■ **Task prompt**
Identify every line in the records below that contains the word "Categoria", and reproduce each one.

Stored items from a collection
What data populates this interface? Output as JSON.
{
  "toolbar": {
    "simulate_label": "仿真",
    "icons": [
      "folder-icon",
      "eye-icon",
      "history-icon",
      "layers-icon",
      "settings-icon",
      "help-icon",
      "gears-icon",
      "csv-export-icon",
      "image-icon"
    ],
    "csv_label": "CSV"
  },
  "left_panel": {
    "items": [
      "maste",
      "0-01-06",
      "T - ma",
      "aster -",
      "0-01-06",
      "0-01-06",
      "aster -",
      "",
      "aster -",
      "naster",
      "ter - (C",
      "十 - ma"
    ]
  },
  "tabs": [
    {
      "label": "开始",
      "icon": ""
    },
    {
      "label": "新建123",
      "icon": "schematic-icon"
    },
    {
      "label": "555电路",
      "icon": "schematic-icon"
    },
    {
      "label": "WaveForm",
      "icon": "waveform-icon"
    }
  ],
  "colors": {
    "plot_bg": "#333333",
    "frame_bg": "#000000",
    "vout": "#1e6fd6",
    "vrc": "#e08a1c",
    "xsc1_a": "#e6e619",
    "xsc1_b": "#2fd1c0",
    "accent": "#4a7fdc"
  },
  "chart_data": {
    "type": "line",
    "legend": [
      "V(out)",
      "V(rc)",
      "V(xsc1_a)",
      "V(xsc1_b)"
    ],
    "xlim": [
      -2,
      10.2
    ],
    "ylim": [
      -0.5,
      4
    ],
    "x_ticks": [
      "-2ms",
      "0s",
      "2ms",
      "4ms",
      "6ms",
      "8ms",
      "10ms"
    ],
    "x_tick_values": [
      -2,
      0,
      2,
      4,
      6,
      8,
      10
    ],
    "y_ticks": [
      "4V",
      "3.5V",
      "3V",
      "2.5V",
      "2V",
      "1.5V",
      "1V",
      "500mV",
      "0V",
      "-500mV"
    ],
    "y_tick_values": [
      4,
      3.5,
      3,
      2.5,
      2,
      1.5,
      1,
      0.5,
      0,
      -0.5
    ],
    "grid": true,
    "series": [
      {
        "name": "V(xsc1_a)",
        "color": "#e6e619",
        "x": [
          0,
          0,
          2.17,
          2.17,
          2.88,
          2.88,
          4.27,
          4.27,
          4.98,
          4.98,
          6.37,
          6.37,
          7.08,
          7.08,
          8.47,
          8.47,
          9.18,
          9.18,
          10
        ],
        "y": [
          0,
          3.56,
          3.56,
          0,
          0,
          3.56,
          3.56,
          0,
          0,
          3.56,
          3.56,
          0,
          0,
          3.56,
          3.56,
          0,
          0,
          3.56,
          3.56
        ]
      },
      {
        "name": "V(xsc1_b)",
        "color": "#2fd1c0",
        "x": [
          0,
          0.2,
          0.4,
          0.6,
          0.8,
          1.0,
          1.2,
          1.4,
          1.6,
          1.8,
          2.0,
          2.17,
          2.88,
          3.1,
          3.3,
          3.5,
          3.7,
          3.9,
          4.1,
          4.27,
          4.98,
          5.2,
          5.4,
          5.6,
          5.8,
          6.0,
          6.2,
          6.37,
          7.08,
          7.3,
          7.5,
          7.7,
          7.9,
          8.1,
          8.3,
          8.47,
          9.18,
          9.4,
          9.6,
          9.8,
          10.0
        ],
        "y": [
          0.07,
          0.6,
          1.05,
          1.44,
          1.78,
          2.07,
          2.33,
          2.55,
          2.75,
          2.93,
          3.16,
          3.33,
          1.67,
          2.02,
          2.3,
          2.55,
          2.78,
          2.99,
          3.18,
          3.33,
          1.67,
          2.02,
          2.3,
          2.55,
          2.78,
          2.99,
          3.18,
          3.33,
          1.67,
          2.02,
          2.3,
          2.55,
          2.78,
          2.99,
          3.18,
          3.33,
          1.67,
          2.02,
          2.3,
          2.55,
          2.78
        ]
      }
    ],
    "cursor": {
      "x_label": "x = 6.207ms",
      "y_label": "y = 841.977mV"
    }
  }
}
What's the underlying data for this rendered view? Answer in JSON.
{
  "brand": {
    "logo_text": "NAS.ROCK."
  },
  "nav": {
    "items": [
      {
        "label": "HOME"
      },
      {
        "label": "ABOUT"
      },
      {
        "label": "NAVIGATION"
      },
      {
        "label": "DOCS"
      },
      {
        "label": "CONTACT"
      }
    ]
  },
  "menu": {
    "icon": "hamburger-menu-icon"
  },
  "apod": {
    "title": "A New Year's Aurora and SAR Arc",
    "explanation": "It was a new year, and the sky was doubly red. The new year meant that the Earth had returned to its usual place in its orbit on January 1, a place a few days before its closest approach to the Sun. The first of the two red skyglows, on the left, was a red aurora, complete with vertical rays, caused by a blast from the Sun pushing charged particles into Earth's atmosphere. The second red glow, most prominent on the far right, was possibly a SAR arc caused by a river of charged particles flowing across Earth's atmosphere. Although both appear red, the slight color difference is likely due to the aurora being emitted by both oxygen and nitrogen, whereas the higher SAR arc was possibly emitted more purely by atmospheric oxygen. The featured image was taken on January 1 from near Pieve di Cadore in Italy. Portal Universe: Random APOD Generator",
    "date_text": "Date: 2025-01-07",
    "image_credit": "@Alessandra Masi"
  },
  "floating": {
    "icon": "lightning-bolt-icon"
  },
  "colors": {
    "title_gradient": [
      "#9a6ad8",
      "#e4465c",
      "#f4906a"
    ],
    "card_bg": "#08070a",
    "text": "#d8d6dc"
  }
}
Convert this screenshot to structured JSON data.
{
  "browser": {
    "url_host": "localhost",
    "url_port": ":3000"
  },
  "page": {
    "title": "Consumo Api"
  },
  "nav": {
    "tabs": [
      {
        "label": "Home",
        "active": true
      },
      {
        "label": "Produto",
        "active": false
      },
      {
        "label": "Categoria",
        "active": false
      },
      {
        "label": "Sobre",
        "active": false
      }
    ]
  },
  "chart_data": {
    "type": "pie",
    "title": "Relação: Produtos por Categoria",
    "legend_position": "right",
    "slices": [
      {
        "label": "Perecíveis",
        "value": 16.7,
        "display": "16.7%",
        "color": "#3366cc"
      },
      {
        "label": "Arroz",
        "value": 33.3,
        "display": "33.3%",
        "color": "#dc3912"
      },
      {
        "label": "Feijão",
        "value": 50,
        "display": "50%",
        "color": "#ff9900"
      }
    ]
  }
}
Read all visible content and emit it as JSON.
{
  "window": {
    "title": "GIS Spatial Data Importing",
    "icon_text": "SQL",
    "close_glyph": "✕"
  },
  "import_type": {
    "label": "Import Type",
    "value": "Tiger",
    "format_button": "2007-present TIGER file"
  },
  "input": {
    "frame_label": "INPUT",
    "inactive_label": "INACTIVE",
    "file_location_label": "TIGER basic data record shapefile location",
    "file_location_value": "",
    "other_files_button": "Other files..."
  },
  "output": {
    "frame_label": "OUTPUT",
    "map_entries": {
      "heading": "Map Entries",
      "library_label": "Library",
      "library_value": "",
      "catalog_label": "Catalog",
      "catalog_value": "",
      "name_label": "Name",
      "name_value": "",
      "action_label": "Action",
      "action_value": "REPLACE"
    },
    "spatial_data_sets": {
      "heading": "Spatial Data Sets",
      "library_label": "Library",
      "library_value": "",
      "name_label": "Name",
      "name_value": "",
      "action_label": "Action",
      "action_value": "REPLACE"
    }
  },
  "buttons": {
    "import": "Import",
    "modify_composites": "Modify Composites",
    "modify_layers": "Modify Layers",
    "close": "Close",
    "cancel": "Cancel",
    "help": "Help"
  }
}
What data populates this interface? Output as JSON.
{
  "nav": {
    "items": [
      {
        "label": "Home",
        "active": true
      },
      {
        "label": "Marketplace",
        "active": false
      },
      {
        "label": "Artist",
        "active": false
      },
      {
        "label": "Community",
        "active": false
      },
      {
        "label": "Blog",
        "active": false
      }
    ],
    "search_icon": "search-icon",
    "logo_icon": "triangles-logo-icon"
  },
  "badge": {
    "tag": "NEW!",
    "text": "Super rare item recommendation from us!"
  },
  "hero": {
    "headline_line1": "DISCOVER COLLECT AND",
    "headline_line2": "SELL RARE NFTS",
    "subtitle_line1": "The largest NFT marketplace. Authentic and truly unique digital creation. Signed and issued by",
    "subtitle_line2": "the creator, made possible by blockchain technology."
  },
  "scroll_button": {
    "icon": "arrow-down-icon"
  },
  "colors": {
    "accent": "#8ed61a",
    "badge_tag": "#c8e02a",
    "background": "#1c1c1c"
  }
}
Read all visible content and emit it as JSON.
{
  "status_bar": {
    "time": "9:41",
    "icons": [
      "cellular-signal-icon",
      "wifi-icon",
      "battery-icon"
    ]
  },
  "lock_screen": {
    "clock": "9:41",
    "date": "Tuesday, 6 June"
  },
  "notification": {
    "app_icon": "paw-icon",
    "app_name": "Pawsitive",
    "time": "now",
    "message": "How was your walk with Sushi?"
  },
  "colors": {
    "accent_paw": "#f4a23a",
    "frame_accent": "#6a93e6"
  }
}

■ **The reply**
        "label": "Categoria",
    "title": "Relação: Produtos por Categoria",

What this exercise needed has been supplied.